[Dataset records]
· · · · ·

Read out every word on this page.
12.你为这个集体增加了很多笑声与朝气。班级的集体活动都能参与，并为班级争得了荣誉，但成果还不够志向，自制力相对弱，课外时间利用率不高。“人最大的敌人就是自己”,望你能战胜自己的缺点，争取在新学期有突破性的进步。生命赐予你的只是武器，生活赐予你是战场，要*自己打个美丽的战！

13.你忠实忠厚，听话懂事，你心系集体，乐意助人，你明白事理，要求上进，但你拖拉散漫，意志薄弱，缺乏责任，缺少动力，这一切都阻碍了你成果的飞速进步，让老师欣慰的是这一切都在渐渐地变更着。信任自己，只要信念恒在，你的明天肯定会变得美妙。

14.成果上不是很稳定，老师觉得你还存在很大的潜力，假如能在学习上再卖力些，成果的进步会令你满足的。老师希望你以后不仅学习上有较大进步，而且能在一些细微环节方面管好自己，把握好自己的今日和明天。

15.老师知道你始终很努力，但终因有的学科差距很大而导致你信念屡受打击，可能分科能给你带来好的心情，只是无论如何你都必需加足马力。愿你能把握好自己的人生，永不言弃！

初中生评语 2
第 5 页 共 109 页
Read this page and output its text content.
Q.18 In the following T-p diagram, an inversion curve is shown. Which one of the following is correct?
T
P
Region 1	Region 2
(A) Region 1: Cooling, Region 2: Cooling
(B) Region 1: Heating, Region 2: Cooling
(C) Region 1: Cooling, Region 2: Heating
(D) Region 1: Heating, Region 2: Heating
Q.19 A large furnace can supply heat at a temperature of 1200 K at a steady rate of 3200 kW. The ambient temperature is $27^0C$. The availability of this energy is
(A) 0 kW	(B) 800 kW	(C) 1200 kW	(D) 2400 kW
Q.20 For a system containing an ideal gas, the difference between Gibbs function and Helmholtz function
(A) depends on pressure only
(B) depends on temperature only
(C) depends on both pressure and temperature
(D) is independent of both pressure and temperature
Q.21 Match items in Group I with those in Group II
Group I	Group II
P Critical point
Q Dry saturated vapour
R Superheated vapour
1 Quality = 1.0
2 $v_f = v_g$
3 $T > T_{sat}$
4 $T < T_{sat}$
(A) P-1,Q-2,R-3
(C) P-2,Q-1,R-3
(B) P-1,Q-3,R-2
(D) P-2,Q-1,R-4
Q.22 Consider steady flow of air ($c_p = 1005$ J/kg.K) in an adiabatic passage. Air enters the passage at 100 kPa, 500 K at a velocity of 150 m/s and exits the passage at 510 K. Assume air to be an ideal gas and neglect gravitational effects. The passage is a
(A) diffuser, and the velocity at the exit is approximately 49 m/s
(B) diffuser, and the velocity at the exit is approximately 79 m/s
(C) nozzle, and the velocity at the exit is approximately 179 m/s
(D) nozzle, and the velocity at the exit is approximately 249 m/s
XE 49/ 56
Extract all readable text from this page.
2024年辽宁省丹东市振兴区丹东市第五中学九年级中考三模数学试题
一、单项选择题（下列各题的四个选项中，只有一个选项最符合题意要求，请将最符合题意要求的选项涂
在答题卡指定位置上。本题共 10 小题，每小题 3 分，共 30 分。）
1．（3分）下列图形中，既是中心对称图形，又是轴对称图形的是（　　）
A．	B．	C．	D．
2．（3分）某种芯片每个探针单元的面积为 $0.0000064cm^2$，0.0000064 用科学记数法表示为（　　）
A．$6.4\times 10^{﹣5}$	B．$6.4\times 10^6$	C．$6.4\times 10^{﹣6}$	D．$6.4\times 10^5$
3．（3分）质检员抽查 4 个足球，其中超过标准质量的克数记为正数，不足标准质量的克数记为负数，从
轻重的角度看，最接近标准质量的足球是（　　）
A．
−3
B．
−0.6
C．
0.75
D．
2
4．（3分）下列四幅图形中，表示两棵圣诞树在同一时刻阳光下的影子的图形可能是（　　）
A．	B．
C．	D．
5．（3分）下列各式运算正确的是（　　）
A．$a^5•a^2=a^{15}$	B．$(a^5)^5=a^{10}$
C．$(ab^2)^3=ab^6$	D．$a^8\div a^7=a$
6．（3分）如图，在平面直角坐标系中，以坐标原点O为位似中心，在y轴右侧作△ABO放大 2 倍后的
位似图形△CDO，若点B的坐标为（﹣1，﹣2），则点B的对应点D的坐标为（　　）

· · · · ·

* **TASK OBJECTIVE**
Every record above should be output exactly.

* **ANSWER FOR THE TASK**
Read out every word on this page.
12.你为这个集体增加了很多笑声与朝气。班级的集体活动都能参与，并为班级争得了荣誉，但成果还不够志向，自制力相对弱，课外时间利用率不高。“人最大的敌人就是自己”,望你能战胜自己的缺点，争取在新学期有突破性的进步。生命赐予你的只是武器，生活赐予你是战场，要*自己打个美丽的战！

13.你忠实忠厚，听话懂事，你心系集体，乐意助人，你明白事理，要求上进，但你拖拉散漫，意志薄弱，缺乏责任，缺少动力，这一切都阻碍了你成果的飞速进步，让老师欣慰的是这一切都在渐渐地变更着。信任自己，只要信念恒在，你的明天肯定会变得美妙。

14.成果上不是很稳定，老师觉得你还存在很大的潜力，假如能在学习上再卖力些，成果的进步会令你满足的。老师希望你以后不仅学习上有较大进步，而且能在一些细微环节方面管好自己，把握好自己的今日和明天。

15.老师知道你始终很努力，但终因有的学科差距很大而导致你信念屡受打击，可能分科能给你带来好的心情，只是无论如何你都必需加足马力。愿你能把握好自己的人生，永不言弃！

初中生评语 2
第 5 页 共 109 页
Read this page and output its text content.
Q.18 In the following T-p diagram, an inversion curve is shown. Which one of the following is correct?
T
P
Region 1	Region 2
(A) Region 1: Cooling, Region 2: Cooling
(B) Region 1: Heating, Region 2: Cooling
(C) Region 1: Cooling, Region 2: Heating
(D) Region 1: Heating, Region 2: Heating
Q.19 A large furnace can supply heat at a temperature of 1200 K at a steady rate of 3200 kW. The ambient temperature is $27^0C$. The availability of this energy is
(A) 0 kW	(B) 800 kW	(C) 1200 kW	(D) 2400 kW
Q.20 For a system containing an ideal gas, the difference between Gibbs function and Helmholtz function
(A) depends on pressure only
(B) depends on temperature only
(C) depends on both pressure and temperature
(D) is independent of both pressure and temperature
Q.21 Match items in Group I with those in Group II
Group I	Group II
P Critical point
Q Dry saturated vapour
R Superheated vapour
1 Quality = 1.0
2 $v_f = v_g$
3 $T > T_{sat}$
4 $T < T_{sat}$
(A) P-1,Q-2,R-3
(C) P-2,Q-1,R-3
(B) P-1,Q-3,R-2
(D) P-2,Q-1,R-4
Q.22 Consider steady flow of air ($c_p = 1005$ J/kg.K) in an adiabatic passage. Air enters the passage at 100 kPa, 500 K at a velocity of 150 m/s and exits the passage at 510 K. Assume air to be an ideal gas and neglect gravitational effects. The passage is a
(A) diffuser, and the velocity at the exit is approximately 49 m/s
(B) diffuser, and the velocity at the exit is approximately 79 m/s
(C) nozzle, and the velocity at the exit is approximately 179 m/s
(D) nozzle, and the velocity at the exit is approximately 249 m/s
XE 49/ 56
Extract all readable text from this page.
2024年辽宁省丹东市振兴区丹东市第五中学九年级中考三模数学试题
一、单项选择题（下列各题的四个选项中，只有一个选项最符合题意要求，请将最符合题意要求的选项涂
在答题卡指定位置上。本题共 10 小题，每小题 3 分，共 30 分。）
1．（3分）下列图形中，既是中心对称图形，又是轴对称图形的是（　　）
A．	B．	C．	D．
2．（3分）某种芯片每个探针单元的面积为 $0.0000064cm^2$，0.0000064 用科学记数法表示为（　　）
A．$6.4\times 10^{﹣5}$	B．$6.4\times 10^6$	C．$6.4\times 10^{﹣6}$	D．$6.4\times 10^5$
3．（3分）质检员抽查 4 个足球，其中超过标准质量的克数记为正数，不足标准质量的克数记为负数，从
轻重的角度看，最接近标准质量的足球是（　　）
A．
−3
B．
−0.6
C．
0.75
D．
2
4．（3分）下列四幅图形中，表示两棵圣诞树在同一时刻阳光下的影子的图形可能是（　　）
A．	B．
C．	D．
5．（3分）下列各式运算正确的是（　　）
A．$a^5•a^2=a^{15}$	B．$(a^5)^5=a^{10}$
C．$(ab^2)^3=ab^6$	D．$a^8\div a^7=a$
6．（3分）如图，在平面直角坐标系中，以坐标原点O为位似中心，在y轴右侧作△ABO放大 2 倍后的
位似图形△CDO，若点B的坐标为（﹣1，﹣2），则点B的对应点D的坐标为（　　）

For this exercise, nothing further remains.